Read through the entries below and return each line with the word "source".
── Data lines
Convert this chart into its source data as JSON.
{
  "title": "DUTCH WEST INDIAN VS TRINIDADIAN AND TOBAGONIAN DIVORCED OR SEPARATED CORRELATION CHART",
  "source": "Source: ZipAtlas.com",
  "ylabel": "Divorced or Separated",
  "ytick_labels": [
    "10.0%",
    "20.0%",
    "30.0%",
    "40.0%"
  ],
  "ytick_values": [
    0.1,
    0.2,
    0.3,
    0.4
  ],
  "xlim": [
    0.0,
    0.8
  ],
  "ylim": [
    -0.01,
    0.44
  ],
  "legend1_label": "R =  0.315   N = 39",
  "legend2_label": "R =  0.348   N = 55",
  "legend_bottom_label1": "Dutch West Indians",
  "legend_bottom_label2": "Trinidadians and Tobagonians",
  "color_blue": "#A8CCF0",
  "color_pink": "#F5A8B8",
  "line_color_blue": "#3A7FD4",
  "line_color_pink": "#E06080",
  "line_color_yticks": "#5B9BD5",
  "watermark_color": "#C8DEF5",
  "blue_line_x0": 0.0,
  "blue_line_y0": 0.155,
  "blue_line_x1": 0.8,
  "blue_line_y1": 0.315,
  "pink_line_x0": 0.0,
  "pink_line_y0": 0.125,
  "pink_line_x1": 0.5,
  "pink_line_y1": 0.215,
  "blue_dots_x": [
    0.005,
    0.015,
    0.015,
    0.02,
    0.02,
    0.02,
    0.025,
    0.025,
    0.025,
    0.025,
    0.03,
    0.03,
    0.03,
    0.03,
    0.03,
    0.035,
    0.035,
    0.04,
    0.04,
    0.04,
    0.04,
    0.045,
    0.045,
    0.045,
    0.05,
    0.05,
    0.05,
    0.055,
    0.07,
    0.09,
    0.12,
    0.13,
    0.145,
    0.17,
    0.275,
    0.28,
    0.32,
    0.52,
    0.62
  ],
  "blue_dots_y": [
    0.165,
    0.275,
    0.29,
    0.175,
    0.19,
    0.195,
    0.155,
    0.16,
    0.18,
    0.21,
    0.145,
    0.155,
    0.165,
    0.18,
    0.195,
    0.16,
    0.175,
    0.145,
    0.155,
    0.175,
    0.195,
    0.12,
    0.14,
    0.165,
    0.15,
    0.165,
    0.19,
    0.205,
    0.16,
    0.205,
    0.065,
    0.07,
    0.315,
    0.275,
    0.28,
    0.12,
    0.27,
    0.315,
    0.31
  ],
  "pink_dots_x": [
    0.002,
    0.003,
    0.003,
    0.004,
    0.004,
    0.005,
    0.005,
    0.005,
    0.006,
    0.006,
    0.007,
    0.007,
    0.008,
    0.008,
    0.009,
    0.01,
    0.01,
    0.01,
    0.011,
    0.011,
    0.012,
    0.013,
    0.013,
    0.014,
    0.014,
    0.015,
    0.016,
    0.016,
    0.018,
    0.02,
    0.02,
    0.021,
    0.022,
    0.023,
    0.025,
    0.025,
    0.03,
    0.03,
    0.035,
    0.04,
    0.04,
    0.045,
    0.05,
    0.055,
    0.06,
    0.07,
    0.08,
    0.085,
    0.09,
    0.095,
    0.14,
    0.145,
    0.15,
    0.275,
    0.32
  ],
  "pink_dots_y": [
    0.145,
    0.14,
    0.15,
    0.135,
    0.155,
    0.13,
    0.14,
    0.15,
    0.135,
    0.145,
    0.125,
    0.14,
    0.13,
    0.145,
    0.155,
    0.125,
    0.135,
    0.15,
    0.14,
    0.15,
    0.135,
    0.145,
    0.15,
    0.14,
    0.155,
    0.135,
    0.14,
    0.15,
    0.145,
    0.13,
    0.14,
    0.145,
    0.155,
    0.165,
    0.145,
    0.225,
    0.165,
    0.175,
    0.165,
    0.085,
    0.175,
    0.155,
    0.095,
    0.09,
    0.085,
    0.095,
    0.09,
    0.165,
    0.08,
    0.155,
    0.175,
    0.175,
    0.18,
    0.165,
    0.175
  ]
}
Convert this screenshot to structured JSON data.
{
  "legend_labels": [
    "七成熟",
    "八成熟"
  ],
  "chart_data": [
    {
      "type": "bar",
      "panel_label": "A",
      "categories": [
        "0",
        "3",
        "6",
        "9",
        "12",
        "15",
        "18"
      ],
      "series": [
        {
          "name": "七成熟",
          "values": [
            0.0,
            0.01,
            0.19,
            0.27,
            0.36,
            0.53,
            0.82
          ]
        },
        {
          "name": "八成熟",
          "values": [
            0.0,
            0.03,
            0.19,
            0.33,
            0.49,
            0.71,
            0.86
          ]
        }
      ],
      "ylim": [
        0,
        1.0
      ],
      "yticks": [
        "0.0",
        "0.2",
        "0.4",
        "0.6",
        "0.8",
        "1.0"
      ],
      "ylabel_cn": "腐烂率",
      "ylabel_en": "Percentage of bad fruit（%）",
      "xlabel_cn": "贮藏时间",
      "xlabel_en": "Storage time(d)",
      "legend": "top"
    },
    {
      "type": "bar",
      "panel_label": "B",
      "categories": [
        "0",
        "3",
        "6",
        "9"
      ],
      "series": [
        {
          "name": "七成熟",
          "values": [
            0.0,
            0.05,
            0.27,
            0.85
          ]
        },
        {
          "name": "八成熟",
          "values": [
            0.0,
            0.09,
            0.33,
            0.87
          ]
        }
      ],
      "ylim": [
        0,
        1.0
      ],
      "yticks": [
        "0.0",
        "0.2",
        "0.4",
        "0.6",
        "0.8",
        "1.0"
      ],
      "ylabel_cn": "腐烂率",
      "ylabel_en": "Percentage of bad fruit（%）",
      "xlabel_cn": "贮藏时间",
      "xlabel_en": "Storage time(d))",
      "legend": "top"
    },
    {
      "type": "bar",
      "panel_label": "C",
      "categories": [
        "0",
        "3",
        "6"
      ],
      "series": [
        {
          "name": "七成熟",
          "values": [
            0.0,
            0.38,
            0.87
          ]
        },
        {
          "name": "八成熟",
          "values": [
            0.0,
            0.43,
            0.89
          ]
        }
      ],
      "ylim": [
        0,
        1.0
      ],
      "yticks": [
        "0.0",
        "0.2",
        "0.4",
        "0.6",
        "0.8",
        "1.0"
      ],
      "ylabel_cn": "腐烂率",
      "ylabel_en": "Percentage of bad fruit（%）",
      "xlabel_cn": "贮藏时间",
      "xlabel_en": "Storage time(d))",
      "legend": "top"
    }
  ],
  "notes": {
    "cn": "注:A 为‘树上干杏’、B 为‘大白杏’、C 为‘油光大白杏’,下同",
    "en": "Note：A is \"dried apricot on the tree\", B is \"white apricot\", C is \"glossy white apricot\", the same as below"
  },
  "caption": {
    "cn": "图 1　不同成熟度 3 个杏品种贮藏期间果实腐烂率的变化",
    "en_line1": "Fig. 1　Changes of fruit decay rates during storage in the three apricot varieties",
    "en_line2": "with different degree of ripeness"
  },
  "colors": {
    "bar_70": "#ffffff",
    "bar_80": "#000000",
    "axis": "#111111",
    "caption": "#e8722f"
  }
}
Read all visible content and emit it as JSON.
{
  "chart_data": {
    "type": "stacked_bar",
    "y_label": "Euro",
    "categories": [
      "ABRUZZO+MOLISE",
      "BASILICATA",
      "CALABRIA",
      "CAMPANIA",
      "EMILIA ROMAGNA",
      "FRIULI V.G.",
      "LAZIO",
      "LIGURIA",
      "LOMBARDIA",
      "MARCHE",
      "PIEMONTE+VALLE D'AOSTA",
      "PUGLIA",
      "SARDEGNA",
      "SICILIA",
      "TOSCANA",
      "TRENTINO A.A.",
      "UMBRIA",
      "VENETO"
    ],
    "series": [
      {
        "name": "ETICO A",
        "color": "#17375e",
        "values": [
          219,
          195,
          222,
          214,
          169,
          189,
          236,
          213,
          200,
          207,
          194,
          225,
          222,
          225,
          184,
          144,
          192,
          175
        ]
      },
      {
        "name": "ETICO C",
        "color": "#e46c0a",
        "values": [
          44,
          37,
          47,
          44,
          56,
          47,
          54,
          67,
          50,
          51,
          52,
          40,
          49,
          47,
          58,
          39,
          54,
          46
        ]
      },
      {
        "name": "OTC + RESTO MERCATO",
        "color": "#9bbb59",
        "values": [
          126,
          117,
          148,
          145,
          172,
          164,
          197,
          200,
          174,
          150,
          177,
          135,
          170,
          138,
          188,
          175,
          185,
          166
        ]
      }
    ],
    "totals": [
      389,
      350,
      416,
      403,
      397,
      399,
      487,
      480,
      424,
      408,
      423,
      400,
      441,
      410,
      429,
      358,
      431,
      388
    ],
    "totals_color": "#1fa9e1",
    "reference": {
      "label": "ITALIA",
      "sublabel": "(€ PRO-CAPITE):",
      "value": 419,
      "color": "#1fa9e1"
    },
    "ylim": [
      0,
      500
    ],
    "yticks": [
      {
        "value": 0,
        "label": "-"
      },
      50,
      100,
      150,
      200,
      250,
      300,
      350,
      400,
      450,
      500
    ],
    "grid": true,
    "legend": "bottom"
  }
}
────
Expected answer
Convert this chart into its source data as JSON.
  "source": "Source: ZipAtlas.com",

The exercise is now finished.